> **What is expected**: Find the line containing "Type out the text in this image.". Retype it and every later line of the records exactly, leaving out pictures.

> **Data**:
[Start]

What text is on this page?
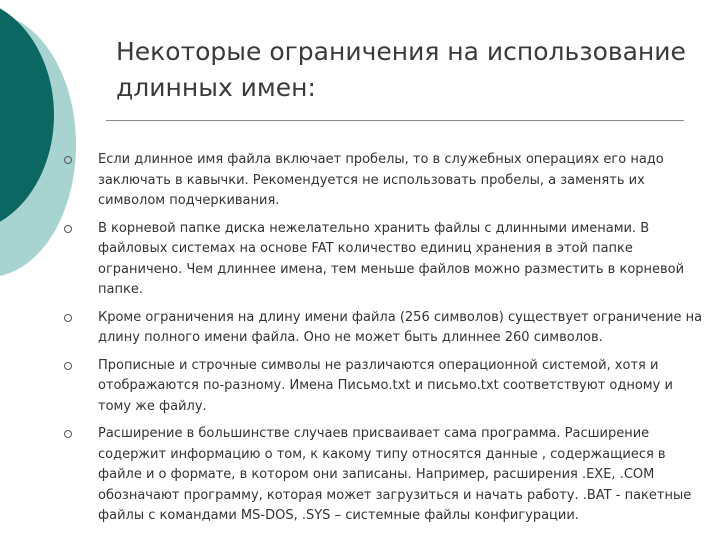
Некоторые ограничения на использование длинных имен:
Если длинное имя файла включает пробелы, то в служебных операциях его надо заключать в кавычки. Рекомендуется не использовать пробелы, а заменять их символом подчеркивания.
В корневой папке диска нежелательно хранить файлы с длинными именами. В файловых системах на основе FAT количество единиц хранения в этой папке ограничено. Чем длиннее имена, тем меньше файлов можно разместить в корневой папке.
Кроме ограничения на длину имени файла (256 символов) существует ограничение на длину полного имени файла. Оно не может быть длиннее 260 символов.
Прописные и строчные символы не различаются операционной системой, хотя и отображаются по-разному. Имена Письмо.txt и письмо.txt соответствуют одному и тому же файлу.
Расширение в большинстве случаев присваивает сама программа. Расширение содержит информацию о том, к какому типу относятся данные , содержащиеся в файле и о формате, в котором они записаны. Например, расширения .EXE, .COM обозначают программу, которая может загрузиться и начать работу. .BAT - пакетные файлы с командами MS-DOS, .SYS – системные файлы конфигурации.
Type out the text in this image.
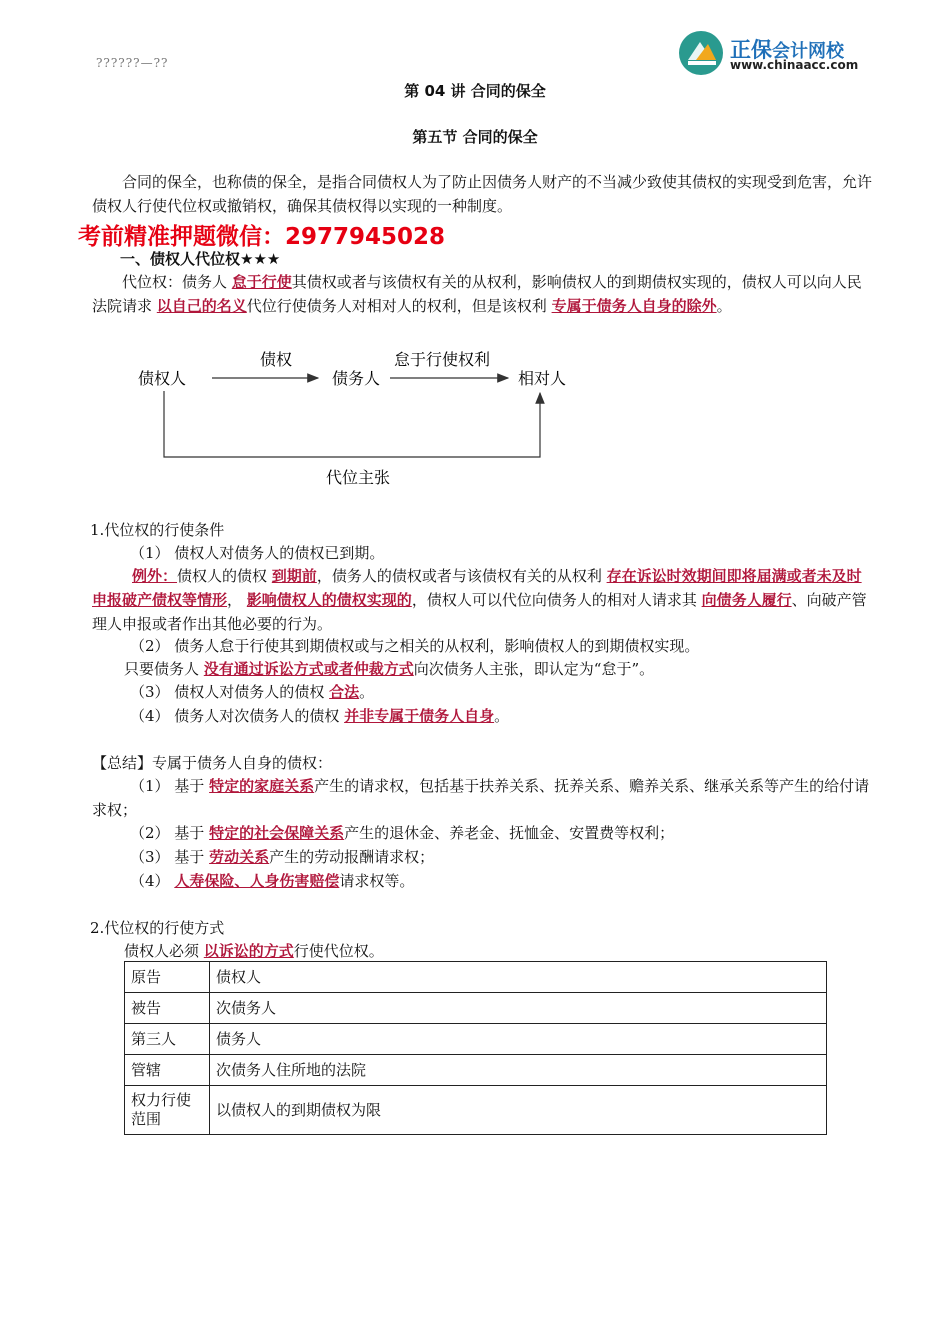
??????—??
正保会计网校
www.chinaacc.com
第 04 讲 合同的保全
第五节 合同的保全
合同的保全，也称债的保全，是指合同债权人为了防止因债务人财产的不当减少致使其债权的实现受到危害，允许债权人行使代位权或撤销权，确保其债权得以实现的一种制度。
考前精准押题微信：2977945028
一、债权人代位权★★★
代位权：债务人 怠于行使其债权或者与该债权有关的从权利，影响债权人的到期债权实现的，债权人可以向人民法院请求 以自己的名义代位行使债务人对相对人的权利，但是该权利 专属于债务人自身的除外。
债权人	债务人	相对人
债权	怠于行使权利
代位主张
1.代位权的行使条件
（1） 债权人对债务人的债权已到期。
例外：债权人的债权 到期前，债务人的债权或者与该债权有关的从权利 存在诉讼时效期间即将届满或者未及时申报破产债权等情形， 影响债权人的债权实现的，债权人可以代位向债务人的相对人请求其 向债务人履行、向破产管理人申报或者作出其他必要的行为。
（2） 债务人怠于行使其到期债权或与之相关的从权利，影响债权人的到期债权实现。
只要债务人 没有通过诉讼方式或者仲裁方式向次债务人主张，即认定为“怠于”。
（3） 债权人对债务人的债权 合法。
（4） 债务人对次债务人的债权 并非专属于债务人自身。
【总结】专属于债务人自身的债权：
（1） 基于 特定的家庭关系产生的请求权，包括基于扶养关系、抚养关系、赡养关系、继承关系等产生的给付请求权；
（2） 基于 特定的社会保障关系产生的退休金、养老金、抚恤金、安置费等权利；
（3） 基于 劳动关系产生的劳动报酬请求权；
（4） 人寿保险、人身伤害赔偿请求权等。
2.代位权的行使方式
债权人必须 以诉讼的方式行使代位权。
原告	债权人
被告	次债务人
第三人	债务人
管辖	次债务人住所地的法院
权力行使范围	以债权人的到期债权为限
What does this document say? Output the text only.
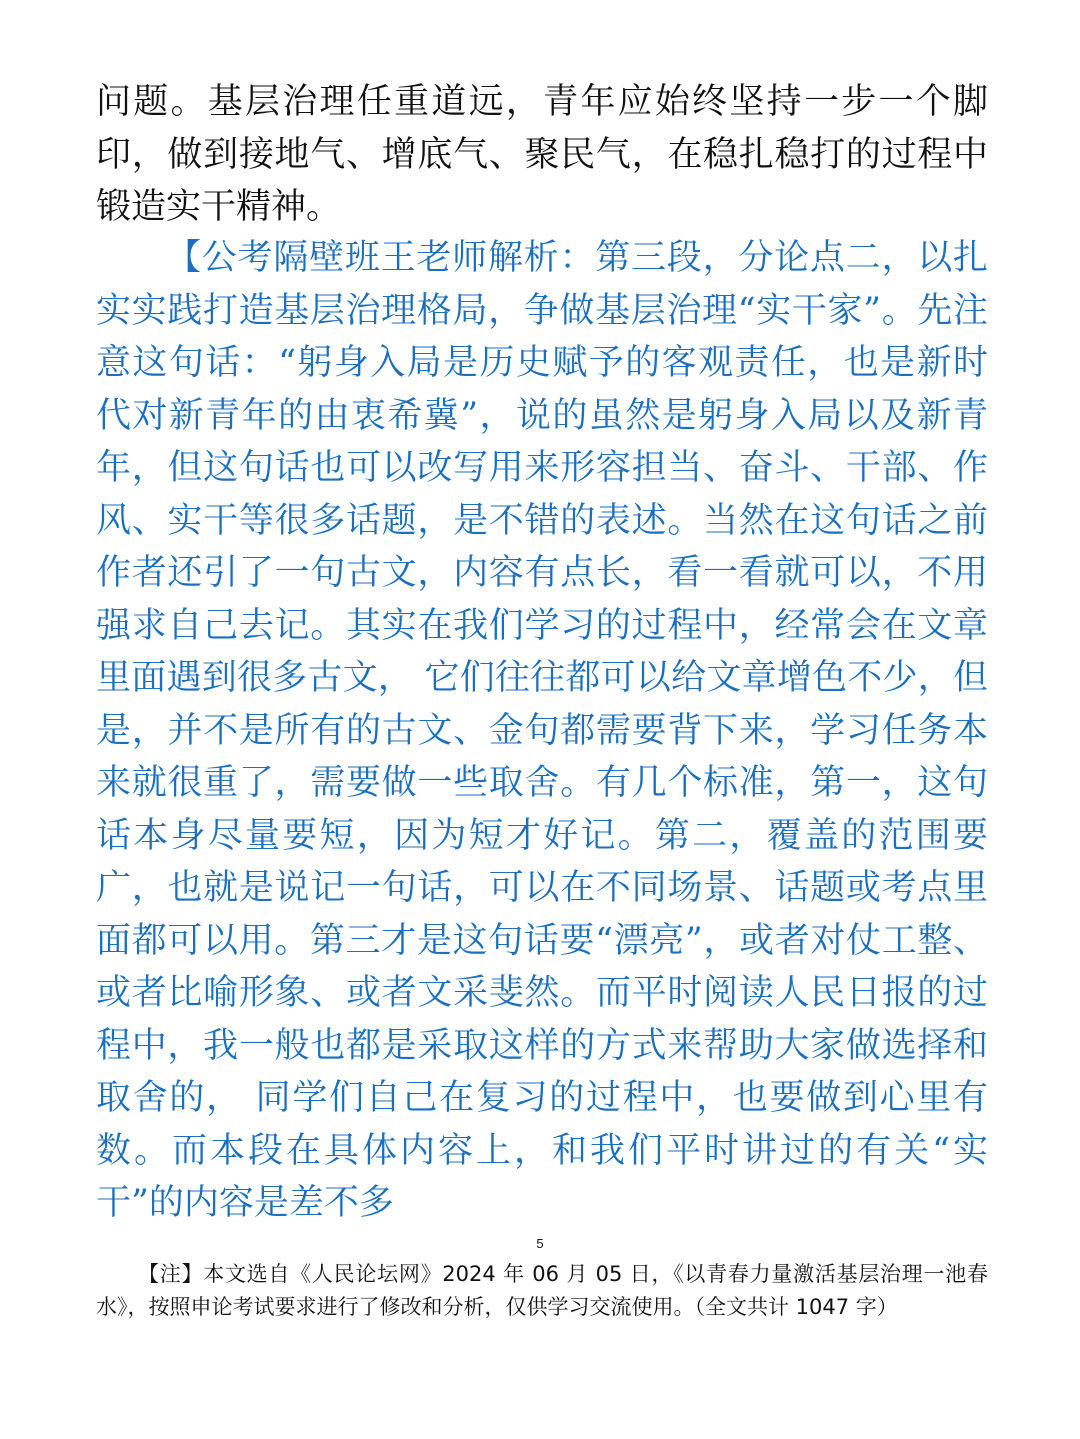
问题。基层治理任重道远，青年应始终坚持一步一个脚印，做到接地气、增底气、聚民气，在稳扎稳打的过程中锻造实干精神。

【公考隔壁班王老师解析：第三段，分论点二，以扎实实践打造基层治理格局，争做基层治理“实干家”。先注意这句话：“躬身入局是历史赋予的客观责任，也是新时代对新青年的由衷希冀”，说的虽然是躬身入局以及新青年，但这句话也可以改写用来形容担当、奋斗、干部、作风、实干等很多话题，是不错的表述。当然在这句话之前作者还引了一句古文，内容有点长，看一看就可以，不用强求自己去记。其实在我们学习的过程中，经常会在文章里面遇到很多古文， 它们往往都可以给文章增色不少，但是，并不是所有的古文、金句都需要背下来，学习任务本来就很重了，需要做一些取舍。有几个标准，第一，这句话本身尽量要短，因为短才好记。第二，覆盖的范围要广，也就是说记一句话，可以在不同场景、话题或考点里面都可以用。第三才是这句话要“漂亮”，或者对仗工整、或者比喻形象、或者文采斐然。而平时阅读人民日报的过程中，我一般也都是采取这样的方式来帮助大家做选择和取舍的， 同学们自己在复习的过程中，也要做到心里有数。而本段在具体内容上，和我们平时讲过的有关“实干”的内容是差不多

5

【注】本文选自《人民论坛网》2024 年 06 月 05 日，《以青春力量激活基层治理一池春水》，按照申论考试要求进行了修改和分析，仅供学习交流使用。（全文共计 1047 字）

[End]

> **Task result**:
Type out the text in this image.
??????—??
正保会计网校
www.chinaacc.com
第 04 讲 合同的保全
第五节 合同的保全
合同的保全，也称债的保全，是指合同债权人为了防止因债务人财产的不当减少致使其债权的实现受到危害，允许债权人行使代位权或撤销权，确保其债权得以实现的一种制度。
考前精准押题微信：2977945028
一、债权人代位权★★★
代位权：债务人 怠于行使其债权或者与该债权有关的从权利，影响债权人的到期债权实现的，债权人可以向人民法院请求 以自己的名义代位行使债务人对相对人的权利，但是该权利 专属于债务人自身的除外。
债权人	债务人	相对人
债权	怠于行使权利
代位主张
1.代位权的行使条件
（1） 债权人对债务人的债权已到期。
例外：债权人的债权 到期前，债务人的债权或者与该债权有关的从权利 存在诉讼时效期间即将届满或者未及时申报破产债权等情形， 影响债权人的债权实现的，债权人可以代位向债务人的相对人请求其 向债务人履行、向破产管理人申报或者作出其他必要的行为。
（2） 债务人怠于行使其到期债权或与之相关的从权利，影响债权人的到期债权实现。
只要债务人 没有通过诉讼方式或者仲裁方式向次债务人主张，即认定为“怠于”。
（3） 债权人对债务人的债权 合法。
（4） 债务人对次债务人的债权 并非专属于债务人自身。
【总结】专属于债务人自身的债权：
（1） 基于 特定的家庭关系产生的请求权，包括基于扶养关系、抚养关系、赡养关系、继承关系等产生的给付请求权；
（2） 基于 特定的社会保障关系产生的退休金、养老金、抚恤金、安置费等权利；
（3） 基于 劳动关系产生的劳动报酬请求权；
（4） 人寿保险、人身伤害赔偿请求权等。
2.代位权的行使方式
债权人必须 以诉讼的方式行使代位权。
原告	债权人
被告	次债务人
第三人	债务人
管辖	次债务人住所地的法院
权力行使范围	以债权人的到期债权为限
What does this document say? Output the text only.
问题。基层治理任重道远，青年应始终坚持一步一个脚印，做到接地气、增底气、聚民气，在稳扎稳打的过程中锻造实干精神。

【公考隔壁班王老师解析：第三段，分论点二，以扎实实践打造基层治理格局，争做基层治理“实干家”。先注意这句话：“躬身入局是历史赋予的客观责任，也是新时代对新青年的由衷希冀”，说的虽然是躬身入局以及新青年，但这句话也可以改写用来形容担当、奋斗、干部、作风、实干等很多话题，是不错的表述。当然在这句话之前作者还引了一句古文，内容有点长，看一看就可以，不用强求自己去记。其实在我们学习的过程中，经常会在文章里面遇到很多古文， 它们往往都可以给文章增色不少，但是，并不是所有的古文、金句都需要背下来，学习任务本来就很重了，需要做一些取舍。有几个标准，第一，这句话本身尽量要短，因为短才好记。第二，覆盖的范围要广，也就是说记一句话，可以在不同场景、话题或考点里面都可以用。第三才是这句话要“漂亮”，或者对仗工整、或者比喻形象、或者文采斐然。而平时阅读人民日报的过程中，我一般也都是采取这样的方式来帮助大家做选择和取舍的， 同学们自己在复习的过程中，也要做到心里有数。而本段在具体内容上，和我们平时讲过的有关“实干”的内容是差不多

5

【注】本文选自《人民论坛网》2024 年 06 月 05 日，《以青春力量激活基层治理一池春水》，按照申论考试要求进行了修改和分析，仅供学习交流使用。（全文共计 1047 字）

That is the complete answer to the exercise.